ENTRIES:
━━━━━━━━━━━━━━━━

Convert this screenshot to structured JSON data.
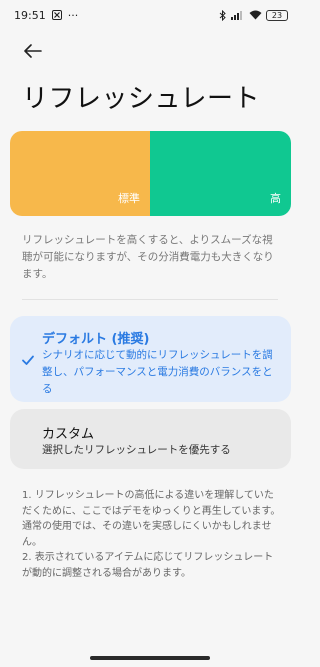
{
  "status": {
    "time": "19:51",
    "dots": "···",
    "battery": "23"
  },
  "header": {
    "title": "リフレッシュレート"
  },
  "preview": {
    "standard_label": "標準",
    "high_label": "高",
    "colors": {
      "standard": "#f7b84b",
      "high": "#10c891"
    }
  },
  "description": "リフレッシュレートを高くすると、よりスムーズな視聴が可能になりますが、その分消費電力も大きくなります。",
  "options": [
    {
      "title": "デフォルト (推奨)",
      "description": "シナリオに応じて動的にリフレッシュレートを調整し、パフォーマンスと電力消費のバランスをとる",
      "selected": true
    },
    {
      "title": "カスタム",
      "description": "選択したリフレッシュレートを優先する",
      "selected": false
    }
  ],
  "notes": [
    "1. リフレッシュレートの高低による違いを理解していただくために、ここではデモをゆっくりと再生しています。通常の使用では、その違いを実感しにくいかもしれません。",
    "2. 表示されているアイテムに応じてリフレッシュレートが動的に調整される場合があります。"
  ],
  "accent_color": "#2a7ae2"
}
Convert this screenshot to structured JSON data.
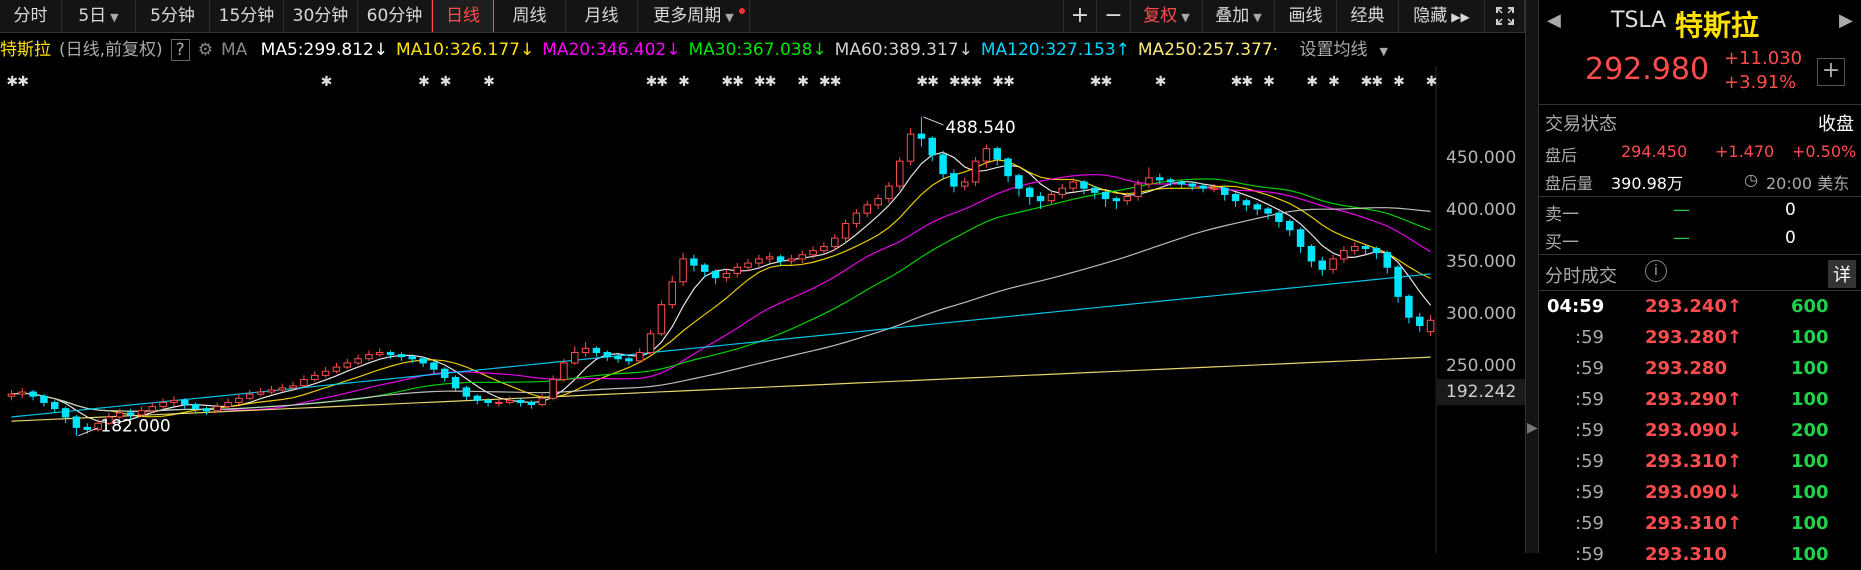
{
  "toolbar": {
    "periods": [
      "分时",
      "5日",
      "5分钟",
      "15分钟",
      "30分钟",
      "60分钟",
      "日线",
      "周线",
      "月线",
      "更多周期"
    ],
    "active_period": "日线",
    "zoom_in": "+",
    "zoom_out": "−",
    "adjust_label": "复权",
    "overlay_label": "叠加",
    "draw_label": "画线",
    "classic_label": "经典",
    "hide_label": "隐藏",
    "expand_icon": "expand-icon"
  },
  "ma_bar": {
    "stock_name": "特斯拉",
    "period_note": "(日线,前复权)",
    "help": "?",
    "ma_label": "MA",
    "items": [
      {
        "label": "MA5:299.812",
        "arrow": "↓",
        "color": "#ffffff"
      },
      {
        "label": "MA10:326.177",
        "arrow": "↓",
        "color": "#ffe100"
      },
      {
        "label": "MA20:346.402",
        "arrow": "↓",
        "color": "#ff00ff"
      },
      {
        "label": "MA30:367.038",
        "arrow": "↓",
        "color": "#00e600"
      },
      {
        "label": "MA60:389.317",
        "arrow": "↓",
        "color": "#d0d0d0"
      },
      {
        "label": "MA120:327.153",
        "arrow": "↑",
        "color": "#00d8ff"
      },
      {
        "label": "MA250:257.377",
        "arrow": "·",
        "color": "#ffeb7a"
      }
    ],
    "settings_label": "设置均线"
  },
  "chart_data": {
    "type": "candlestick",
    "y_ticks": [
      "450.000",
      "400.000",
      "350.000",
      "300.000",
      "250.000"
    ],
    "current_low_label": "192.242",
    "high_annotation": "488.540",
    "low_annotation": "182.000",
    "ylim": [
      192.242,
      500
    ],
    "closes": [
      222,
      224,
      220,
      214,
      208,
      200,
      190,
      188,
      194,
      200,
      204,
      202,
      206,
      210,
      214,
      216,
      212,
      208,
      206,
      210,
      214,
      218,
      222,
      224,
      226,
      228,
      230,
      236,
      240,
      244,
      248,
      252,
      256,
      260,
      262,
      260,
      258,
      256,
      252,
      246,
      238,
      228,
      220,
      216,
      214,
      214,
      216,
      214,
      212,
      218,
      236,
      252,
      262,
      266,
      262,
      258,
      256,
      254,
      262,
      280,
      308,
      330,
      352,
      346,
      340,
      334,
      338,
      344,
      348,
      352,
      354,
      350,
      352,
      356,
      360,
      364,
      372,
      386,
      396,
      404,
      410,
      422,
      446,
      472,
      468,
      452,
      434,
      422,
      426,
      446,
      458,
      448,
      432,
      420,
      412,
      408,
      414,
      420,
      426,
      420,
      416,
      410,
      408,
      412,
      424,
      430,
      428,
      426,
      424,
      422,
      420,
      420,
      414,
      408,
      404,
      400,
      396,
      388,
      380,
      364,
      350,
      342,
      352,
      360,
      364,
      362,
      358,
      344,
      316,
      296,
      288,
      293
    ],
    "candles": [
      {
        "o": 220,
        "c": 222,
        "h": 226,
        "l": 216
      },
      {
        "o": 222,
        "c": 224,
        "h": 228,
        "l": 218
      },
      {
        "o": 224,
        "c": 220,
        "h": 226,
        "l": 216
      },
      {
        "o": 220,
        "c": 214,
        "h": 222,
        "l": 210
      },
      {
        "o": 214,
        "c": 208,
        "h": 216,
        "l": 204
      },
      {
        "o": 208,
        "c": 200,
        "h": 210,
        "l": 194
      },
      {
        "o": 200,
        "c": 190,
        "h": 202,
        "l": 182
      },
      {
        "o": 190,
        "c": 188,
        "h": 194,
        "l": 184
      },
      {
        "o": 188,
        "c": 194,
        "h": 198,
        "l": 186
      },
      {
        "o": 194,
        "c": 200,
        "h": 204,
        "l": 192
      },
      {
        "o": 200,
        "c": 204,
        "h": 208,
        "l": 198
      },
      {
        "o": 204,
        "c": 202,
        "h": 208,
        "l": 198
      },
      {
        "o": 202,
        "c": 206,
        "h": 210,
        "l": 200
      },
      {
        "o": 206,
        "c": 210,
        "h": 214,
        "l": 204
      },
      {
        "o": 210,
        "c": 214,
        "h": 218,
        "l": 208
      },
      {
        "o": 214,
        "c": 216,
        "h": 220,
        "l": 210
      },
      {
        "o": 216,
        "c": 212,
        "h": 218,
        "l": 208
      },
      {
        "o": 212,
        "c": 208,
        "h": 214,
        "l": 204
      },
      {
        "o": 208,
        "c": 206,
        "h": 210,
        "l": 202
      },
      {
        "o": 206,
        "c": 210,
        "h": 214,
        "l": 204
      },
      {
        "o": 210,
        "c": 214,
        "h": 218,
        "l": 208
      },
      {
        "o": 214,
        "c": 218,
        "h": 222,
        "l": 212
      },
      {
        "o": 218,
        "c": 222,
        "h": 226,
        "l": 216
      },
      {
        "o": 222,
        "c": 224,
        "h": 228,
        "l": 220
      },
      {
        "o": 224,
        "c": 226,
        "h": 230,
        "l": 222
      },
      {
        "o": 226,
        "c": 228,
        "h": 232,
        "l": 224
      },
      {
        "o": 228,
        "c": 230,
        "h": 234,
        "l": 226
      },
      {
        "o": 230,
        "c": 236,
        "h": 240,
        "l": 228
      },
      {
        "o": 236,
        "c": 240,
        "h": 244,
        "l": 234
      },
      {
        "o": 240,
        "c": 244,
        "h": 248,
        "l": 238
      },
      {
        "o": 244,
        "c": 248,
        "h": 252,
        "l": 242
      },
      {
        "o": 248,
        "c": 252,
        "h": 256,
        "l": 246
      },
      {
        "o": 252,
        "c": 256,
        "h": 260,
        "l": 250
      },
      {
        "o": 256,
        "c": 260,
        "h": 264,
        "l": 254
      },
      {
        "o": 260,
        "c": 262,
        "h": 266,
        "l": 258
      },
      {
        "o": 262,
        "c": 260,
        "h": 264,
        "l": 256
      },
      {
        "o": 260,
        "c": 258,
        "h": 262,
        "l": 254
      },
      {
        "o": 258,
        "c": 256,
        "h": 260,
        "l": 252
      },
      {
        "o": 256,
        "c": 252,
        "h": 258,
        "l": 248
      },
      {
        "o": 252,
        "c": 246,
        "h": 254,
        "l": 242
      },
      {
        "o": 246,
        "c": 238,
        "h": 248,
        "l": 234
      },
      {
        "o": 238,
        "c": 228,
        "h": 240,
        "l": 224
      },
      {
        "o": 228,
        "c": 220,
        "h": 230,
        "l": 216
      },
      {
        "o": 220,
        "c": 216,
        "h": 222,
        "l": 212
      },
      {
        "o": 216,
        "c": 214,
        "h": 218,
        "l": 210
      },
      {
        "o": 214,
        "c": 214,
        "h": 218,
        "l": 210
      },
      {
        "o": 214,
        "c": 216,
        "h": 220,
        "l": 212
      },
      {
        "o": 216,
        "c": 214,
        "h": 218,
        "l": 210
      },
      {
        "o": 214,
        "c": 212,
        "h": 216,
        "l": 208
      },
      {
        "o": 212,
        "c": 218,
        "h": 222,
        "l": 210
      },
      {
        "o": 218,
        "c": 236,
        "h": 240,
        "l": 216
      },
      {
        "o": 236,
        "c": 252,
        "h": 256,
        "l": 234
      },
      {
        "o": 252,
        "c": 262,
        "h": 268,
        "l": 250
      },
      {
        "o": 262,
        "c": 266,
        "h": 272,
        "l": 258
      },
      {
        "o": 266,
        "c": 262,
        "h": 268,
        "l": 258
      },
      {
        "o": 262,
        "c": 258,
        "h": 264,
        "l": 254
      },
      {
        "o": 258,
        "c": 256,
        "h": 260,
        "l": 252
      },
      {
        "o": 256,
        "c": 254,
        "h": 258,
        "l": 250
      },
      {
        "o": 254,
        "c": 262,
        "h": 266,
        "l": 252
      },
      {
        "o": 262,
        "c": 280,
        "h": 284,
        "l": 260
      },
      {
        "o": 280,
        "c": 308,
        "h": 312,
        "l": 278
      },
      {
        "o": 308,
        "c": 330,
        "h": 336,
        "l": 304
      },
      {
        "o": 330,
        "c": 352,
        "h": 358,
        "l": 326
      },
      {
        "o": 352,
        "c": 346,
        "h": 356,
        "l": 340
      },
      {
        "o": 346,
        "c": 340,
        "h": 348,
        "l": 334
      },
      {
        "o": 340,
        "c": 334,
        "h": 342,
        "l": 328
      },
      {
        "o": 334,
        "c": 338,
        "h": 342,
        "l": 330
      },
      {
        "o": 338,
        "c": 344,
        "h": 348,
        "l": 334
      },
      {
        "o": 344,
        "c": 348,
        "h": 352,
        "l": 340
      },
      {
        "o": 348,
        "c": 352,
        "h": 356,
        "l": 344
      },
      {
        "o": 352,
        "c": 354,
        "h": 358,
        "l": 348
      },
      {
        "o": 354,
        "c": 350,
        "h": 356,
        "l": 346
      },
      {
        "o": 350,
        "c": 352,
        "h": 356,
        "l": 346
      },
      {
        "o": 352,
        "c": 356,
        "h": 360,
        "l": 348
      },
      {
        "o": 356,
        "c": 360,
        "h": 364,
        "l": 352
      },
      {
        "o": 360,
        "c": 364,
        "h": 368,
        "l": 356
      },
      {
        "o": 364,
        "c": 372,
        "h": 376,
        "l": 360
      },
      {
        "o": 372,
        "c": 386,
        "h": 390,
        "l": 368
      },
      {
        "o": 386,
        "c": 396,
        "h": 400,
        "l": 382
      },
      {
        "o": 396,
        "c": 404,
        "h": 408,
        "l": 392
      },
      {
        "o": 404,
        "c": 410,
        "h": 414,
        "l": 400
      },
      {
        "o": 410,
        "c": 422,
        "h": 426,
        "l": 406
      },
      {
        "o": 422,
        "c": 446,
        "h": 450,
        "l": 418
      },
      {
        "o": 446,
        "c": 472,
        "h": 478,
        "l": 442
      },
      {
        "o": 472,
        "c": 468,
        "h": 488.54,
        "l": 460
      },
      {
        "o": 468,
        "c": 452,
        "h": 470,
        "l": 446
      },
      {
        "o": 452,
        "c": 434,
        "h": 456,
        "l": 428
      },
      {
        "o": 434,
        "c": 422,
        "h": 438,
        "l": 416
      },
      {
        "o": 422,
        "c": 426,
        "h": 430,
        "l": 418
      },
      {
        "o": 426,
        "c": 446,
        "h": 450,
        "l": 422
      },
      {
        "o": 446,
        "c": 458,
        "h": 462,
        "l": 440
      },
      {
        "o": 458,
        "c": 448,
        "h": 460,
        "l": 442
      },
      {
        "o": 448,
        "c": 432,
        "h": 450,
        "l": 426
      },
      {
        "o": 432,
        "c": 420,
        "h": 434,
        "l": 412
      },
      {
        "o": 420,
        "c": 412,
        "h": 422,
        "l": 404
      },
      {
        "o": 412,
        "c": 408,
        "h": 416,
        "l": 400
      },
      {
        "o": 408,
        "c": 414,
        "h": 418,
        "l": 404
      },
      {
        "o": 414,
        "c": 420,
        "h": 424,
        "l": 410
      },
      {
        "o": 420,
        "c": 426,
        "h": 430,
        "l": 416
      },
      {
        "o": 426,
        "c": 420,
        "h": 428,
        "l": 414
      },
      {
        "o": 420,
        "c": 416,
        "h": 422,
        "l": 410
      },
      {
        "o": 416,
        "c": 410,
        "h": 418,
        "l": 402
      },
      {
        "o": 410,
        "c": 408,
        "h": 412,
        "l": 400
      },
      {
        "o": 408,
        "c": 412,
        "h": 416,
        "l": 404
      },
      {
        "o": 412,
        "c": 424,
        "h": 428,
        "l": 408
      },
      {
        "o": 424,
        "c": 430,
        "h": 440,
        "l": 420
      },
      {
        "o": 430,
        "c": 428,
        "h": 434,
        "l": 424
      },
      {
        "o": 428,
        "c": 426,
        "h": 430,
        "l": 422
      },
      {
        "o": 426,
        "c": 424,
        "h": 428,
        "l": 420
      },
      {
        "o": 424,
        "c": 422,
        "h": 426,
        "l": 418
      },
      {
        "o": 422,
        "c": 420,
        "h": 424,
        "l": 416
      },
      {
        "o": 420,
        "c": 420,
        "h": 424,
        "l": 416
      },
      {
        "o": 420,
        "c": 414,
        "h": 422,
        "l": 408
      },
      {
        "o": 414,
        "c": 408,
        "h": 416,
        "l": 402
      },
      {
        "o": 408,
        "c": 404,
        "h": 410,
        "l": 398
      },
      {
        "o": 404,
        "c": 400,
        "h": 406,
        "l": 394
      },
      {
        "o": 400,
        "c": 396,
        "h": 402,
        "l": 390
      },
      {
        "o": 396,
        "c": 388,
        "h": 398,
        "l": 382
      },
      {
        "o": 388,
        "c": 380,
        "h": 390,
        "l": 374
      },
      {
        "o": 380,
        "c": 364,
        "h": 382,
        "l": 358
      },
      {
        "o": 364,
        "c": 350,
        "h": 366,
        "l": 344
      },
      {
        "o": 350,
        "c": 342,
        "h": 354,
        "l": 336
      },
      {
        "o": 342,
        "c": 352,
        "h": 356,
        "l": 338
      },
      {
        "o": 352,
        "c": 360,
        "h": 364,
        "l": 348
      },
      {
        "o": 360,
        "c": 364,
        "h": 368,
        "l": 356
      },
      {
        "o": 364,
        "c": 362,
        "h": 366,
        "l": 356
      },
      {
        "o": 362,
        "c": 358,
        "h": 364,
        "l": 352
      },
      {
        "o": 358,
        "c": 344,
        "h": 360,
        "l": 338
      },
      {
        "o": 344,
        "c": 316,
        "h": 346,
        "l": 310
      },
      {
        "o": 316,
        "c": 296,
        "h": 318,
        "l": 290
      },
      {
        "o": 296,
        "c": 288,
        "h": 300,
        "l": 282
      },
      {
        "o": 282,
        "c": 293,
        "h": 298,
        "l": 278
      }
    ]
  },
  "quote": {
    "symbol": "TSLA",
    "name": "特斯拉",
    "price": "292.980",
    "change": "+11.030",
    "change_pct": "+3.91%",
    "add_icon": "plus-icon"
  },
  "trade_state": {
    "label": "交易状态",
    "value": "收盘"
  },
  "after_hours": {
    "label": "盘后",
    "price": "294.450",
    "change": "+1.470",
    "change_pct": "+0.50%",
    "volume_label": "盘后量",
    "volume": "390.98万",
    "time": "20:00 美东"
  },
  "order_book": [
    {
      "label": "卖一",
      "price": "—",
      "qty": "0"
    },
    {
      "label": "买一",
      "price": "—",
      "qty": "0"
    }
  ],
  "ticks": {
    "title": "分时成交",
    "detail_label": "详",
    "rows": [
      {
        "time": "04:59",
        "price": "293.240",
        "dir": "↑",
        "vol": "600"
      },
      {
        "time": ":59",
        "price": "293.280",
        "dir": "↑",
        "vol": "100"
      },
      {
        "time": ":59",
        "price": "293.280",
        "dir": "",
        "vol": "100"
      },
      {
        "time": ":59",
        "price": "293.290",
        "dir": "↑",
        "vol": "100"
      },
      {
        "time": ":59",
        "price": "293.090",
        "dir": "↓",
        "vol": "200"
      },
      {
        "time": ":59",
        "price": "293.310",
        "dir": "↑",
        "vol": "100"
      },
      {
        "time": ":59",
        "price": "293.090",
        "dir": "↓",
        "vol": "100"
      },
      {
        "time": ":59",
        "price": "293.310",
        "dir": "↑",
        "vol": "100"
      },
      {
        "time": ":59",
        "price": "293.310",
        "dir": "",
        "vol": "100"
      }
    ]
  }
}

━━━━━━━━━━━━━━━━

SHORT TASK: Give every line of the material that includes the string "title".

THE COMPLETED TASK:
    "title": "リフレッシュレート"
      "title": "デフォルト (推奨)",
      "title": "カスタム",
    "title": "分时成交",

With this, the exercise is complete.